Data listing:
§
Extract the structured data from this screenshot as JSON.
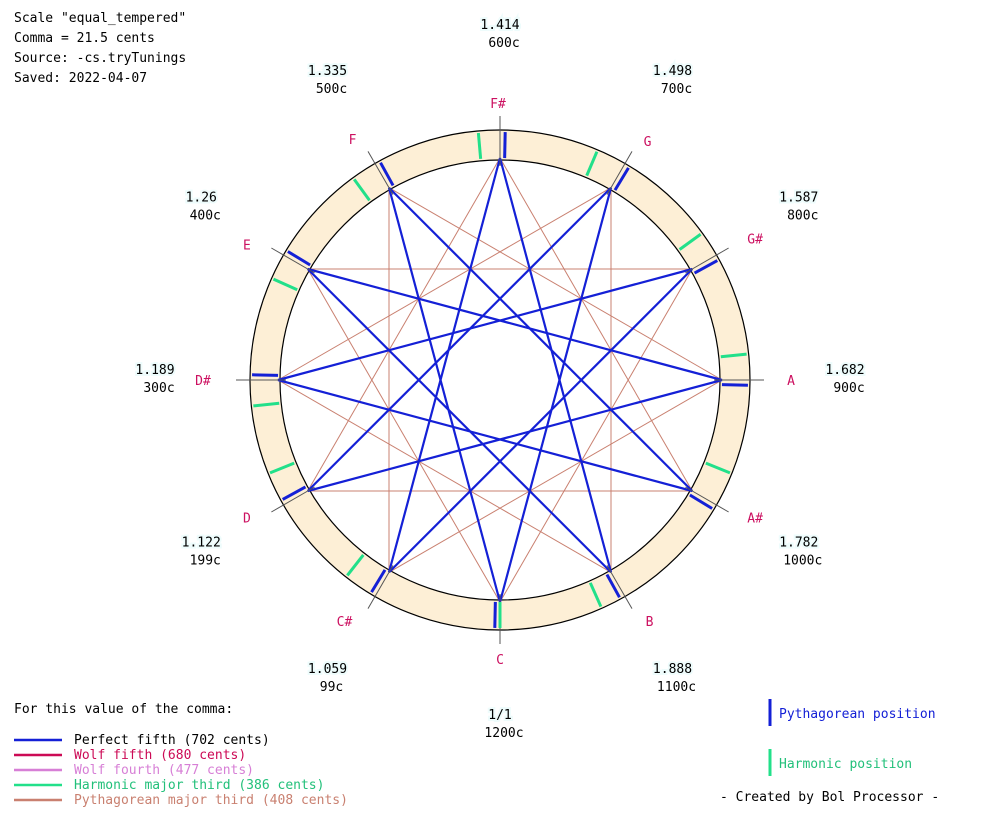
{
  "header": {
    "scale_line": "Scale \"equal_tempered\"",
    "comma_line": "Comma = 21.5 cents",
    "source_line": "Source: -cs.tryTunings",
    "saved_line": "Saved: 2022-04-07"
  },
  "diagram": {
    "notes": [
      {
        "name": "C",
        "ratio": "1/1",
        "cents": "1200c",
        "angle_deg": 0,
        "harm_offset_deg": 0
      },
      {
        "name": "C#",
        "ratio": "1.059",
        "cents": "99c",
        "angle_deg": 30,
        "harm_offset_deg": 8
      },
      {
        "name": "D",
        "ratio": "1.122",
        "cents": "199c",
        "angle_deg": 60,
        "harm_offset_deg": 8
      },
      {
        "name": "D#",
        "ratio": "1.189",
        "cents": "300c",
        "angle_deg": 90,
        "harm_offset_deg": -6
      },
      {
        "name": "E",
        "ratio": "1.26",
        "cents": "400c",
        "angle_deg": 120,
        "harm_offset_deg": -6
      },
      {
        "name": "F",
        "ratio": "1.335",
        "cents": "500c",
        "angle_deg": 150,
        "harm_offset_deg": -6
      },
      {
        "name": "F#",
        "ratio": "1.414",
        "cents": "600c",
        "angle_deg": 180,
        "harm_offset_deg": -5
      },
      {
        "name": "G",
        "ratio": "1.498",
        "cents": "700c",
        "angle_deg": 210,
        "harm_offset_deg": -7
      },
      {
        "name": "G#",
        "ratio": "1.587",
        "cents": "800c",
        "angle_deg": 240,
        "harm_offset_deg": -6
      },
      {
        "name": "A",
        "ratio": "1.682",
        "cents": "900c",
        "angle_deg": 270,
        "harm_offset_deg": -6
      },
      {
        "name": "A#",
        "ratio": "1.782",
        "cents": "1000c",
        "angle_deg": 300,
        "harm_offset_deg": -8
      },
      {
        "name": "B",
        "ratio": "1.888",
        "cents": "1100c",
        "angle_deg": 330,
        "harm_offset_deg": 6
      }
    ],
    "colors": {
      "ring_fill": "#fdefd6",
      "perfect_fifth": "#1420d6",
      "wolf_fifth": "#cc0a55",
      "wolf_fourth": "#d77fd6",
      "harmonic_third": "#22e08a",
      "pythagorean_third": "#c98070",
      "note_name": "#cc1060",
      "value_bg": "#eefcfc"
    }
  },
  "legend": {
    "heading": "For this value of the comma:",
    "items": [
      {
        "label": "Perfect fifth (702 cents)",
        "color": "#1420d6",
        "text_color": "#000000"
      },
      {
        "label": "Wolf fifth (680 cents)",
        "color": "#cc0a55",
        "text_color": "#cc0a55"
      },
      {
        "label": "Wolf fourth (477 cents)",
        "color": "#d77fd6",
        "text_color": "#d77fd6"
      },
      {
        "label": "Harmonic major third (386 cents)",
        "color": "#22e08a",
        "text_color": "#22c07a"
      },
      {
        "label": "Pythagorean major third (408 cents)",
        "color": "#c98070",
        "text_color": "#c98070"
      }
    ]
  },
  "position_legend": {
    "pythagorean": "Pythagorean position",
    "harmonic": "Harmonic position"
  },
  "footer": "- Created by Bol Processor -"
}
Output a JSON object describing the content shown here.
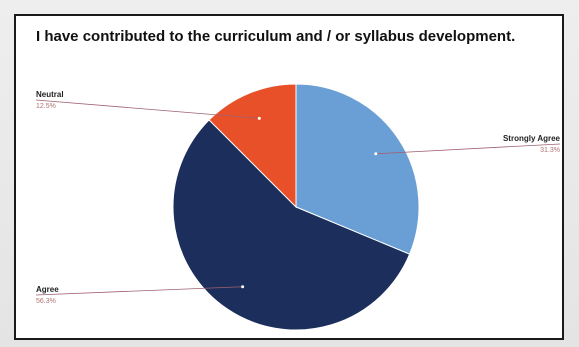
{
  "chart_data": {
    "type": "pie",
    "title": "I have contributed to the curriculum and / or syllabus development.",
    "slices": [
      {
        "label": "Strongly Agree",
        "value": 31.3,
        "display": "31.3%",
        "color": "#6a9fd6"
      },
      {
        "label": "Agree",
        "value": 56.3,
        "display": "56.3%",
        "color": "#1c2f5c"
      },
      {
        "label": "Neutral",
        "value": 12.5,
        "display": "12.5%",
        "color": "#e8502a"
      }
    ],
    "legend": "none",
    "label_line_color": "#a06070"
  }
}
§
Aim: None of the pictures should appear; repeat the records exactly otherwise.

Worked answer:
Extract the structured data from this screenshot as JSON.
{
  "header": {
    "scale_line": "Scale \"equal_tempered\"",
    "comma_line": "Comma = 21.5 cents",
    "source_line": "Source: -cs.tryTunings",
    "saved_line": "Saved: 2022-04-07"
  },
  "diagram": {
    "notes": [
      {
        "name": "C",
        "ratio": "1/1",
        "cents": "1200c",
        "angle_deg": 0,
        "harm_offset_deg": 0
      },
      {
        "name": "C#",
        "ratio": "1.059",
        "cents": "99c",
        "angle_deg": 30,
        "harm_offset_deg": 8
      },
      {
        "name": "D",
        "ratio": "1.122",
        "cents": "199c",
        "angle_deg": 60,
        "harm_offset_deg": 8
      },
      {
        "name": "D#",
        "ratio": "1.189",
        "cents": "300c",
        "angle_deg": 90,
        "harm_offset_deg": -6
      },
      {
        "name": "E",
        "ratio": "1.26",
        "cents": "400c",
        "angle_deg": 120,
        "harm_offset_deg": -6
      },
      {
        "name": "F",
        "ratio": "1.335",
        "cents": "500c",
        "angle_deg": 150,
        "harm_offset_deg": -6
      },
      {
        "name": "F#",
        "ratio": "1.414",
        "cents": "600c",
        "angle_deg": 180,
        "harm_offset_deg": -5
      },
      {
        "name": "G",
        "ratio": "1.498",
        "cents": "700c",
        "angle_deg": 210,
        "harm_offset_deg": -7
      },
      {
        "name": "G#",
        "ratio": "1.587",
        "cents": "800c",
        "angle_deg": 240,
        "harm_offset_deg": -6
      },
      {
        "name": "A",
        "ratio": "1.682",
        "cents": "900c",
        "angle_deg": 270,
        "harm_offset_deg": -6
      },
      {
        "name": "A#",
        "ratio": "1.782",
        "cents": "1000c",
        "angle_deg": 300,
        "harm_offset_deg": -8
      },
      {
        "name": "B",
        "ratio": "1.888",
        "cents": "1100c",
        "angle_deg": 330,
        "harm_offset_deg": 6
      }
    ],
    "colors": {
      "ring_fill": "#fdefd6",
      "perfect_fifth": "#1420d6",
      "wolf_fifth": "#cc0a55",
      "wolf_fourth": "#d77fd6",
      "harmonic_third": "#22e08a",
      "pythagorean_third": "#c98070",
      "note_name": "#cc1060",
      "value_bg": "#eefcfc"
    }
  },
  "legend": {
    "heading": "For this value of the comma:",
    "items": [
      {
        "label": "Perfect fifth (702 cents)",
        "color": "#1420d6",
        "text_color": "#000000"
      },
      {
        "label": "Wolf fifth (680 cents)",
        "color": "#cc0a55",
        "text_color": "#cc0a55"
      },
      {
        "label": "Wolf fourth (477 cents)",
        "color": "#d77fd6",
        "text_color": "#d77fd6"
      },
      {
        "label": "Harmonic major third (386 cents)",
        "color": "#22e08a",
        "text_color": "#22c07a"
      },
      {
        "label": "Pythagorean major third (408 cents)",
        "color": "#c98070",
        "text_color": "#c98070"
      }
    ]
  },
  "position_legend": {
    "pythagorean": "Pythagorean position",
    "harmonic": "Harmonic position"
  },
  "footer": "- Created by Bol Processor -"
}
Output a JSON object describing the content shown here.
{
  "chart_data": {
    "type": "pie",
    "title": "I have contributed to the curriculum and / or syllabus development.",
    "slices": [
      {
        "label": "Strongly Agree",
        "value": 31.3,
        "display": "31.3%",
        "color": "#6a9fd6"
      },
      {
        "label": "Agree",
        "value": 56.3,
        "display": "56.3%",
        "color": "#1c2f5c"
      },
      {
        "label": "Neutral",
        "value": 12.5,
        "display": "12.5%",
        "color": "#e8502a"
      }
    ],
    "legend": "none",
    "label_line_color": "#a06070"
  }
}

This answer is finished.